Given text ->
§ §

FredPeatrossWhen I retired my world shrunk tremendously. No longer do I see the hundreds of daily interactions between people and groups of people. Now I dine with my wife daily and eat and talk with three male friends twice a week. My first thought is maybe I’m not the one to comment on racism. Yet, I’ve often written on subjects I didn’t know much about. When that happens I sprinkle my thoughts with questions as opposed to dogmatic absolutes.

I grew up in the turbulent 50s and 60s. As a child I remember watching George Wallace, then governor of Alabama, block African Americans from entering the University of Alabama. I remember John F Kennedy sending the National Guard to Alabama to open the University up to Afrian American students. Racism in the 1960s was huge and it producing a decade, or more, of battles between White and African Americas. There were laws, statutes and ordinances that separated white and black America.

§ §

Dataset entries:
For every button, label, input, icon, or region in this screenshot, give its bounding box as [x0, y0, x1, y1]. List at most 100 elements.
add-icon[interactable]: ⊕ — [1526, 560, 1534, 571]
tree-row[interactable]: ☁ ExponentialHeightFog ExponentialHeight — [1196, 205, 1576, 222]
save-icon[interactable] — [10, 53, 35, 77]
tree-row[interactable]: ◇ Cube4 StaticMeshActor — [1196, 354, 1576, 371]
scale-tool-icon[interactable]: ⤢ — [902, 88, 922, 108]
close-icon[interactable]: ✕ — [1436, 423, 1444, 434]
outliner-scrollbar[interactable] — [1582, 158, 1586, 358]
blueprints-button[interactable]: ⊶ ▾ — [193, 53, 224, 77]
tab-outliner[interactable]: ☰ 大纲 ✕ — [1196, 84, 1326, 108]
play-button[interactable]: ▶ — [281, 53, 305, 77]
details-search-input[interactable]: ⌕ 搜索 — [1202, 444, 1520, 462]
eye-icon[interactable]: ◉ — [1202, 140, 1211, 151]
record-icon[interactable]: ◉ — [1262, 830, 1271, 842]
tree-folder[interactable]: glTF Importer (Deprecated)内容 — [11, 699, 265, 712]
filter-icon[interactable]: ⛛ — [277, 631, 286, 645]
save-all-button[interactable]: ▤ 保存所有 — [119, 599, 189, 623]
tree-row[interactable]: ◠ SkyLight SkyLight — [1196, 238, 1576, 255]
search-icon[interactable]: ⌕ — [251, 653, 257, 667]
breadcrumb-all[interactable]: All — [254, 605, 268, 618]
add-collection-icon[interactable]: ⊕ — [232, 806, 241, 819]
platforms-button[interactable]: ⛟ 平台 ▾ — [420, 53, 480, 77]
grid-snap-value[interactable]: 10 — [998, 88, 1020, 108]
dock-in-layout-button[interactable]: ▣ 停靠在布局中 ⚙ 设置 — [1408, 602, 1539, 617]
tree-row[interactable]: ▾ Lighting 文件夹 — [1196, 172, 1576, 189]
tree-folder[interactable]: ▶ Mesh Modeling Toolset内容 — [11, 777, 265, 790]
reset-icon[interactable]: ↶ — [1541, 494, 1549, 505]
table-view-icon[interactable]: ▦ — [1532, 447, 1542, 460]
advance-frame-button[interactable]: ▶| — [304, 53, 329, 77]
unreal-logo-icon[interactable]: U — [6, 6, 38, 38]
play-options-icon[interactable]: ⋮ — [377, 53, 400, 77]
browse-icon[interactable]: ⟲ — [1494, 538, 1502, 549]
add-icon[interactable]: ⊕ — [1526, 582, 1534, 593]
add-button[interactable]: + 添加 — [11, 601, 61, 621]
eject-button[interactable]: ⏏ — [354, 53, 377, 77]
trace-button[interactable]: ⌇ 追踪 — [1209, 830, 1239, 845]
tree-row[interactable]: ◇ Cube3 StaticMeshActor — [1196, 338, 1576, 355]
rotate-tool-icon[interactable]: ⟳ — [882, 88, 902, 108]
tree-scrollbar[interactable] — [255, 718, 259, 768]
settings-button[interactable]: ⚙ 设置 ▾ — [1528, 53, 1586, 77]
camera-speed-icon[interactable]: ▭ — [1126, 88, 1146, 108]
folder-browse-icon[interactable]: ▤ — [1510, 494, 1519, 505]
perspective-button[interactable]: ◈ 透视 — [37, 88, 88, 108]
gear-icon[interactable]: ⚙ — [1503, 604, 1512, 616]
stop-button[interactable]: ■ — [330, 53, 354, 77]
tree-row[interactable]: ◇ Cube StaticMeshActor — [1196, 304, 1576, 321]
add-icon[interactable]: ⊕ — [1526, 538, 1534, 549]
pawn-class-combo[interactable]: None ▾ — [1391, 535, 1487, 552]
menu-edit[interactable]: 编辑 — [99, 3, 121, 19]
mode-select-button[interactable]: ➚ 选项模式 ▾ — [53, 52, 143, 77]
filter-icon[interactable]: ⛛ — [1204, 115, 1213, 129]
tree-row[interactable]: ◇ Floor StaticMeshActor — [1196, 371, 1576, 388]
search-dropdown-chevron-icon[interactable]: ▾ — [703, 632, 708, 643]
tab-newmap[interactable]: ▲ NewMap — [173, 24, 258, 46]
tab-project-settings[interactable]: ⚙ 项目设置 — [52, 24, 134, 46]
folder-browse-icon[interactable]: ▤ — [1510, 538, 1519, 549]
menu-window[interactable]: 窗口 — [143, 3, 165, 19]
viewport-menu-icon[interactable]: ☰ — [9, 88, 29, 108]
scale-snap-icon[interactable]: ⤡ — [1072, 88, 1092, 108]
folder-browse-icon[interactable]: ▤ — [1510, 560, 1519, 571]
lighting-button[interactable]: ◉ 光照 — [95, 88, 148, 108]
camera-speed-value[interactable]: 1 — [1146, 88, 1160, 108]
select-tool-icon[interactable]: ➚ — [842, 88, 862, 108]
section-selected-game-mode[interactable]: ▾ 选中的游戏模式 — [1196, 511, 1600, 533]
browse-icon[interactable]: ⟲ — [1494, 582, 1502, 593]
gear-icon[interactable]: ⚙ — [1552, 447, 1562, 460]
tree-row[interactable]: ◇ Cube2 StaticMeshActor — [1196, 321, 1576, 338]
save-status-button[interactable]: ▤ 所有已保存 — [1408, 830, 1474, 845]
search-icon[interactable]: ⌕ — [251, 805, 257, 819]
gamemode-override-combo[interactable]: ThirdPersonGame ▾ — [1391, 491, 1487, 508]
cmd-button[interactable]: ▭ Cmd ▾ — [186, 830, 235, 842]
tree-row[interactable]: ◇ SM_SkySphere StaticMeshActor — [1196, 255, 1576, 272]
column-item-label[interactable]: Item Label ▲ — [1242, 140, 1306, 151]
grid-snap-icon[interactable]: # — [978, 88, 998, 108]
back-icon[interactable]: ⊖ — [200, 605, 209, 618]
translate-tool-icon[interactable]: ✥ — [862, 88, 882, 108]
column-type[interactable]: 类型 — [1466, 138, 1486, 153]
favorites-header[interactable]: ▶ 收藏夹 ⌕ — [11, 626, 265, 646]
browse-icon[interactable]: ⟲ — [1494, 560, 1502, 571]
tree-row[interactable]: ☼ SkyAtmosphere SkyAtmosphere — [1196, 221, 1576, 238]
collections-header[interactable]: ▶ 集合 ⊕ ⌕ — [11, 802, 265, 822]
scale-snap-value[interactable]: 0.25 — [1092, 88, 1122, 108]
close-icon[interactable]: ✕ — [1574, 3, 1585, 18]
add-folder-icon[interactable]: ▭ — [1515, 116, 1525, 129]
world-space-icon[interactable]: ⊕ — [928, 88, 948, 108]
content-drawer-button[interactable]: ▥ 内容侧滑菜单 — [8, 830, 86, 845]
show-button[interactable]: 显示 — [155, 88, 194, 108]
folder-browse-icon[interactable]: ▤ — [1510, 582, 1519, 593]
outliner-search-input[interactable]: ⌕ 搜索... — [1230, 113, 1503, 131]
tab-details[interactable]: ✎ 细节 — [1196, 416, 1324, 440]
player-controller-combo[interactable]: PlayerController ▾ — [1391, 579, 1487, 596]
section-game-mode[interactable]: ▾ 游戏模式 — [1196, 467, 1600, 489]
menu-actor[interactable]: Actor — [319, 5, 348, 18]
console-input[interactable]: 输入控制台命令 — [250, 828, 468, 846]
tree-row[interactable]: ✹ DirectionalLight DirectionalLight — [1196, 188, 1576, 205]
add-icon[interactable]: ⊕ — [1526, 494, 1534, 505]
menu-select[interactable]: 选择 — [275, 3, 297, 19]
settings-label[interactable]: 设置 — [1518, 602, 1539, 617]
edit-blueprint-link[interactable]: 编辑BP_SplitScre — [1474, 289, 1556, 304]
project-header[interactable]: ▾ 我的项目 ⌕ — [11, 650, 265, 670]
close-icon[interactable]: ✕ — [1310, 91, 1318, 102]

§ §

Work to complete ->
- a) In the essay on racism, why does the writer fill the piece with questions instead of dogmatic absolutes? Answer in one to three sentences.
- b) Carry on the essay on racism from the point where it stops.
These rows were taken from a separate source.

Answers by item ->
- a) The writer has often written on subjects they didn't know much about. When that happens, the writer mixes in questions rather than stating absolutes, and retirement has narrowed the writer's daily contact with people to a few companions.

- b)
• African Americans attended separate schools and churches
• African Americans could only used public bathrooms marked “for colored only”
• ate in a separate section of a restaurant
• sat in the rear of a bus
• prejudice commercials lit up early television
We’ve come a long way since those early years of racism. But that doesn’t mean I deny that racism exit today. Yet I believe it’s a different kind of racism? One that has morphed into ‘racial microagression,’ a type that is more of the daily verbal, behavioral, or environmental indignities. And whether intentional or unintentional, they communicate hostile, derogatory, or negative racial slights and insults toward people of color. Personally I see a marked difference between the racism of today and the early racism I grew up with. I’m sure someone everyday faces racial microaggression but I’m wondering if these are pockets of problems as opposed to problems in mass?

I have a few questions

1) Is racism really nationwide and spreading as we’re led to believe?
2) Is it possible that there is a calculated divisiveness meant to split this nation?
3) African American Presidential candidate Ben Carson, who I highly respect, has said that racial issues are being stoked using the principles from Saul Alinsky’s playbook (Rules for Radicals)?
4) Is it going to take another 09/11 before we, once again, call policeman and fireman heroes?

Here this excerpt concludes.